EXTRACT TO READ –
════

A new structure for custom fields on reviews

Custom fields used to be sent into the review as a dictionary with a string key and a string value. Now we instead update the schema and you send in your custom field data as you would any core field data. This change was needed to support field types that consist of multiple subfields. We also get the added benefit of having the GraphQL layer help with data integrity.

The old custom fields format is still supported for backward compatibility over a transition period.

New review field types

Field type: Translated text

We already had the automatic translation of text in Tycka, but it was limited to a few core fields. This has been a great way to get end customers to get value out of reviews that they wouldn't otherwise have understood the content from. Now this translation can be applied to custom fields in form of the Translated text field type. The text that reviewers leave in these fields, will be translated to the languages configured on the account following the normal translation flow.

Field type: Rating field type

We realized that by having a rating, title, and content as core fields, we were unnecessarily limiting you from having it your way. Nowhere in the review collection rule book is it stated that all reviews need to have all of these fields. Therefore we turned rating into a field like any other and the rating on a review that gets published is the average of all the rating fields that existing on that review. This also enabled us to have sub ratings

The rating field type consists of a value (a decimal number, between 0.0 and 1.0) and an optional comment (string, up to 5000 chars).

Reviews that want to have a title, should add it as a custom field of type translated text.

This replaces the use of the Rating and Content fields on reviews. We still support the legacy rating, title, and body.

════

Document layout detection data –
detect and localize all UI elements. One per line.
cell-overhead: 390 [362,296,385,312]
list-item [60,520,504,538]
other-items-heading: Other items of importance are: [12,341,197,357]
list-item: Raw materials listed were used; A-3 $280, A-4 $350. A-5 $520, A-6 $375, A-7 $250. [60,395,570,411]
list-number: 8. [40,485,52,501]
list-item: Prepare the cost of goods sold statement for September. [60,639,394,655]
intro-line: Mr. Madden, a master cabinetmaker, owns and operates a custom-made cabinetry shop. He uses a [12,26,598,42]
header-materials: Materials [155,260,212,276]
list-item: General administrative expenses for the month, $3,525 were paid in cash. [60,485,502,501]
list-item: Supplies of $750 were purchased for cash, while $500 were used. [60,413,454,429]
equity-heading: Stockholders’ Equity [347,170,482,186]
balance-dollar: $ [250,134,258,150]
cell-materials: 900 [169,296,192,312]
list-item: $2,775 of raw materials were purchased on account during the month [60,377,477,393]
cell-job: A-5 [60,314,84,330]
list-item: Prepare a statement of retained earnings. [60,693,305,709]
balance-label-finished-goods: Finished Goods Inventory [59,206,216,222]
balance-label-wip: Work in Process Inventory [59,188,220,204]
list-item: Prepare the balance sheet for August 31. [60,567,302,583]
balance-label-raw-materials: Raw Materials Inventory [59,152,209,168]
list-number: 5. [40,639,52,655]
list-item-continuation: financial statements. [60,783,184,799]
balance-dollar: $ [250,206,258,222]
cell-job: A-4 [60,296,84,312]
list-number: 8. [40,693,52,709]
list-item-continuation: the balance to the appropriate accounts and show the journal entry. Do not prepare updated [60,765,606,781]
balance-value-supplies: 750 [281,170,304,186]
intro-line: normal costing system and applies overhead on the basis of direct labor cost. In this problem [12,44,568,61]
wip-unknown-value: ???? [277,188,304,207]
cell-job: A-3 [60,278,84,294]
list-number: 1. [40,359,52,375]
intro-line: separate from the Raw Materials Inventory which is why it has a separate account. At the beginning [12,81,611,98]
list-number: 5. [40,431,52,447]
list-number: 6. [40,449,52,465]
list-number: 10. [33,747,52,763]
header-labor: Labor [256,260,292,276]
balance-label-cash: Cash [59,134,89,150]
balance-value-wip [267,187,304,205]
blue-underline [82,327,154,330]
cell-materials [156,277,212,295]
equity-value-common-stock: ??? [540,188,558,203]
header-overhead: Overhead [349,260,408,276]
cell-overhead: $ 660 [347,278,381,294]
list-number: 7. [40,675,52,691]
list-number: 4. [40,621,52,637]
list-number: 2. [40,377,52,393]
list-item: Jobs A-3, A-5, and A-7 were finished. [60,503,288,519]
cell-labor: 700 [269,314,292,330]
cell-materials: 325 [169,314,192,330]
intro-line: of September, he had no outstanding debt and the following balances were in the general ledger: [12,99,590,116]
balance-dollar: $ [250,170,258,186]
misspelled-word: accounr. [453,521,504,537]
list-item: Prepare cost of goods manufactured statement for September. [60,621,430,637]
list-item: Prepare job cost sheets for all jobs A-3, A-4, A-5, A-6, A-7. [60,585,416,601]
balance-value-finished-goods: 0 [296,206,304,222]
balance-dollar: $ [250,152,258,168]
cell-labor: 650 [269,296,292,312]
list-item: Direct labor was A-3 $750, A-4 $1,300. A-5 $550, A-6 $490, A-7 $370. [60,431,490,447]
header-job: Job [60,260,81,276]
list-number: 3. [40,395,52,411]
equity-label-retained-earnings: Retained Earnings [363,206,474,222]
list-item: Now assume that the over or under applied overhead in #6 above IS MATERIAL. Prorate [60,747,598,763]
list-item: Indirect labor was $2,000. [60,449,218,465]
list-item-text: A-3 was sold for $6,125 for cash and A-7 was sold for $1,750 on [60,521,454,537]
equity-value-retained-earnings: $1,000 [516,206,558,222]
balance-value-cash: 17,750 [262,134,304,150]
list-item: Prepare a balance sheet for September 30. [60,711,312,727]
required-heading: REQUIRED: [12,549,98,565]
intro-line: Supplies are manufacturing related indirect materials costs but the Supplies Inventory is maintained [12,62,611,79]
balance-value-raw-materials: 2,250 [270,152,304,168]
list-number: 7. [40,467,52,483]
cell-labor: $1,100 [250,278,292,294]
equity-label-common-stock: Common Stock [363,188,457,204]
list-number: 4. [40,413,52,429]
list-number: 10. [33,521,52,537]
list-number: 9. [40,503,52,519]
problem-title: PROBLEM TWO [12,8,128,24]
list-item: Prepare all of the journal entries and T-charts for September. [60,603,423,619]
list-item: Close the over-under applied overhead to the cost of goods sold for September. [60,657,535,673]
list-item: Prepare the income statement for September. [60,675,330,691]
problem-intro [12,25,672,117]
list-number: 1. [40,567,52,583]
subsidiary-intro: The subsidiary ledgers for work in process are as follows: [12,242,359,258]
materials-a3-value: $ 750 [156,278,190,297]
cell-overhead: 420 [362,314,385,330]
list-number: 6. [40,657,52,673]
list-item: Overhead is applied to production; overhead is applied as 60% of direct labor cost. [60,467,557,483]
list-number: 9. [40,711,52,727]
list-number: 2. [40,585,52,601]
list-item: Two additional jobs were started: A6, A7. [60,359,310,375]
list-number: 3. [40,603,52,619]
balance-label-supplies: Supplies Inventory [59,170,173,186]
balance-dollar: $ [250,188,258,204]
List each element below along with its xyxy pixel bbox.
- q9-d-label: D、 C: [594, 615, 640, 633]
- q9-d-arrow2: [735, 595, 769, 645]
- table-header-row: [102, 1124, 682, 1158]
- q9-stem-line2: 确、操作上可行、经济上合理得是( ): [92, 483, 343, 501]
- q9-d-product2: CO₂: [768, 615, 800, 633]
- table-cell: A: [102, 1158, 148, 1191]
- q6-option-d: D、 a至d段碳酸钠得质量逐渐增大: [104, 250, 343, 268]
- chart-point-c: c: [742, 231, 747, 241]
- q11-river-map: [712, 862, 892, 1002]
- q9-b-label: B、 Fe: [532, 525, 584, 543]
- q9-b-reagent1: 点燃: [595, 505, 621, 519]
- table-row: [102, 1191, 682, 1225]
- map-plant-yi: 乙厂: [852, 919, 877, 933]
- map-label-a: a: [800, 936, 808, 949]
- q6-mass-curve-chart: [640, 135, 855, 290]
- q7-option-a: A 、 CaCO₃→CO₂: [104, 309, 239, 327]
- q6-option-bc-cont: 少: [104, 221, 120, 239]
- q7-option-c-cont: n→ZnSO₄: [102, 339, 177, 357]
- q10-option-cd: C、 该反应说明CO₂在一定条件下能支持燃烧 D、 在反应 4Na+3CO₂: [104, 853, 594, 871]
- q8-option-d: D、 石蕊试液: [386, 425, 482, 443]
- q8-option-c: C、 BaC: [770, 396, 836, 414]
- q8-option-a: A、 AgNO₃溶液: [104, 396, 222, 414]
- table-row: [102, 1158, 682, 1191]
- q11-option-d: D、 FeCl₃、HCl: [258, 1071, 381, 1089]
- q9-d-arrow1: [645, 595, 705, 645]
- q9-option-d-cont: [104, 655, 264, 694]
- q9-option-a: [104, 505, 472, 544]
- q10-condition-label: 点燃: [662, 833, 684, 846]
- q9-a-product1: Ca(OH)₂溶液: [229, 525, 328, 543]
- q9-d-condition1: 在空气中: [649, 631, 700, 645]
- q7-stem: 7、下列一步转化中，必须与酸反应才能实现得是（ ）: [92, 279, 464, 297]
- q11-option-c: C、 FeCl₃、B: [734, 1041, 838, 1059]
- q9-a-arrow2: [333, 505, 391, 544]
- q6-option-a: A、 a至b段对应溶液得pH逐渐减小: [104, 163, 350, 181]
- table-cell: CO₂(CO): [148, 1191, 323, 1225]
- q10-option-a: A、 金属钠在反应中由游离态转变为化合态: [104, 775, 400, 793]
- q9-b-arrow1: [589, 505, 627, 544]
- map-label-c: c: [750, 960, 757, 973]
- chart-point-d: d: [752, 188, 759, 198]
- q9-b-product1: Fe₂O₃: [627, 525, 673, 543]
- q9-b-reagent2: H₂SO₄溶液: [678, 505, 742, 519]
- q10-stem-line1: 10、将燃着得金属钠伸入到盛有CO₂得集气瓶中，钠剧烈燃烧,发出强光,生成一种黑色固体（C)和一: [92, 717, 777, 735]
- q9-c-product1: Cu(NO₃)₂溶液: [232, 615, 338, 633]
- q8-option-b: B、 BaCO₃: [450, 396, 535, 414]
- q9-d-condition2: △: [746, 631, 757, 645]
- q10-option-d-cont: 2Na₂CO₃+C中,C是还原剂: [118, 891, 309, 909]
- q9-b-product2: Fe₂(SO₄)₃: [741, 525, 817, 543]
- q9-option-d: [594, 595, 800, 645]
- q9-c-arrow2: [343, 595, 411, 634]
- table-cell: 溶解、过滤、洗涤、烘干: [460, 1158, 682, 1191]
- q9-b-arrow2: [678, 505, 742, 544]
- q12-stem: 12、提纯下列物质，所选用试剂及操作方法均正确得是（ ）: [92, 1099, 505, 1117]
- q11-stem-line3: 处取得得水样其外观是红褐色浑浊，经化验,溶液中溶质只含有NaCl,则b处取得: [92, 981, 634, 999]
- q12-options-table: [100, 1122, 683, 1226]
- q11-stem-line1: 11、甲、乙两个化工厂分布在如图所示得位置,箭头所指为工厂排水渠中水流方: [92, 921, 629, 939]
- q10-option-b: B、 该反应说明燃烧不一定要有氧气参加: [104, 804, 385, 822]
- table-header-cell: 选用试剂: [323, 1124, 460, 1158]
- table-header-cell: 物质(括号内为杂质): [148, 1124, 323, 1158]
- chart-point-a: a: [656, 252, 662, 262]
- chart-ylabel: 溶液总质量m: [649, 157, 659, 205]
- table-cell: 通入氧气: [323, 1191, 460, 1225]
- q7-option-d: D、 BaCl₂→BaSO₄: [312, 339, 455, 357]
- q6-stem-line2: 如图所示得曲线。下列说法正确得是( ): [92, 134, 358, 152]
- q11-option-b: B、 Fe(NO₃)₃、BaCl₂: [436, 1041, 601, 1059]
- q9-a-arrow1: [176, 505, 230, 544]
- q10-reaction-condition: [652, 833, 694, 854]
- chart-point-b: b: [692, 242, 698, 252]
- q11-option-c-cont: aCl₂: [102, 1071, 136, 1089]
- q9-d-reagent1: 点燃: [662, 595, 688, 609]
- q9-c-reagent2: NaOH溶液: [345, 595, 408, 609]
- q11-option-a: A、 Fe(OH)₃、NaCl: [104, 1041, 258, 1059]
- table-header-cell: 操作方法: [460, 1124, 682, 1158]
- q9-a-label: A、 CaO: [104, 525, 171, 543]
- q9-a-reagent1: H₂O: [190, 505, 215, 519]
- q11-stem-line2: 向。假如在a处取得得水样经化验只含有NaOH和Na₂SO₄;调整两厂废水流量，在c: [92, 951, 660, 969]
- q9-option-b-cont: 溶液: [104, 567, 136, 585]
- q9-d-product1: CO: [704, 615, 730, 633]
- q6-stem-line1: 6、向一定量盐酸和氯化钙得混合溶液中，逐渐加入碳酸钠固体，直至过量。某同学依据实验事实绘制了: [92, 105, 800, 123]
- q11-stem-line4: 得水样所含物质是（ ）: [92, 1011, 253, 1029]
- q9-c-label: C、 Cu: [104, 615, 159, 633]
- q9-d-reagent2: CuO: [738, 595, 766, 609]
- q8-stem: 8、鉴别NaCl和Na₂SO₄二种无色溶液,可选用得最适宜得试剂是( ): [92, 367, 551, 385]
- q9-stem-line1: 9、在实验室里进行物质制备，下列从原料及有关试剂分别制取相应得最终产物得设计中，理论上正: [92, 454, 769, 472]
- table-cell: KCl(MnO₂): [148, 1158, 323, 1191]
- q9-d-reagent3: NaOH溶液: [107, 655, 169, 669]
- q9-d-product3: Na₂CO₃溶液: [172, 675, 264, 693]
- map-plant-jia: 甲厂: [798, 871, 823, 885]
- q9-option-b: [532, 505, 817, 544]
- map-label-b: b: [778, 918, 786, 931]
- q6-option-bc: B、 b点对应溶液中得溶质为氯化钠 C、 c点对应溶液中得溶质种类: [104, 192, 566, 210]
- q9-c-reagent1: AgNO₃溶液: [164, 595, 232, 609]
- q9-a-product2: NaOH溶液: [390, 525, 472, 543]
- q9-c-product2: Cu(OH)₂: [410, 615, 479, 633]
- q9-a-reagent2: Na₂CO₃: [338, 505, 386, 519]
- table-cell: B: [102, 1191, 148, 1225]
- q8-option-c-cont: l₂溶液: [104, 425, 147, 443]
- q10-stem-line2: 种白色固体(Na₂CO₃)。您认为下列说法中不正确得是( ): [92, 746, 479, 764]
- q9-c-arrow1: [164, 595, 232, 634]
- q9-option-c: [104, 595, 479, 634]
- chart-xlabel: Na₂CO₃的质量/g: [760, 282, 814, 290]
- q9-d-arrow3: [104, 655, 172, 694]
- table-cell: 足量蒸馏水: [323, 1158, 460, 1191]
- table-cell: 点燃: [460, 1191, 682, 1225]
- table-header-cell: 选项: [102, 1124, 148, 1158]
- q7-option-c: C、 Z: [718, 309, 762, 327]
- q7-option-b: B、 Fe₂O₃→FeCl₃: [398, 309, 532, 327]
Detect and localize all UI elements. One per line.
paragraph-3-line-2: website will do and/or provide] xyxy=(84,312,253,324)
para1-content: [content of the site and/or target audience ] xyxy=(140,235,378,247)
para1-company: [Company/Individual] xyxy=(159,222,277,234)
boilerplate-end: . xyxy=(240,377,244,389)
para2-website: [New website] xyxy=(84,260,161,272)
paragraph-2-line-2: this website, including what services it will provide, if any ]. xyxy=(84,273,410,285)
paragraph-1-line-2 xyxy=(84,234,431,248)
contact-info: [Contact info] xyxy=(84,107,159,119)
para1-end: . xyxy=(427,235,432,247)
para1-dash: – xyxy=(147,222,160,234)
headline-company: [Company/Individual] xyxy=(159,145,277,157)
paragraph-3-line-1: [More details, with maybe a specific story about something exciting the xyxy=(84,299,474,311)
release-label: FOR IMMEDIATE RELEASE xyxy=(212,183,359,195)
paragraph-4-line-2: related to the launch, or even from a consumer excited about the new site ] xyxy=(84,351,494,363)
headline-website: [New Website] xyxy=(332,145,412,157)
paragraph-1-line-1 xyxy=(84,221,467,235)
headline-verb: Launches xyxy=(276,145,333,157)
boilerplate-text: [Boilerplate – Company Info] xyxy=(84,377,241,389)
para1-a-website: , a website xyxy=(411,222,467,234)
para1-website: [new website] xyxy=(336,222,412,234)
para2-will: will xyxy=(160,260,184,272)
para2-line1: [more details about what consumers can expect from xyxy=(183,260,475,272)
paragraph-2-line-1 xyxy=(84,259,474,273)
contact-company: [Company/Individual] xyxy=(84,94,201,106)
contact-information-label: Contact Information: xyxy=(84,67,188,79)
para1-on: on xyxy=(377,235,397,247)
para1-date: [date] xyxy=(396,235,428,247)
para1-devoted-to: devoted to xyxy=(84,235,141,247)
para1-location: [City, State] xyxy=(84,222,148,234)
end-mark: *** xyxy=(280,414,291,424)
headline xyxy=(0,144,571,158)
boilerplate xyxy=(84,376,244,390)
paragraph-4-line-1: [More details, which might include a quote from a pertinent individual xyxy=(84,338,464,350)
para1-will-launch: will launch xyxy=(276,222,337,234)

════

WHAT NEEDS TO BE DONE –
In the article on custom fields for reviews, what two parts make up the rating field type? These entries have no connection to the article on custom fields for reviews.

RESULT OF THIS EXERCISE –
A value, which is a decimal number between 0.0 and 1.0, and an optional comment, which is a string of up to 5000 characters.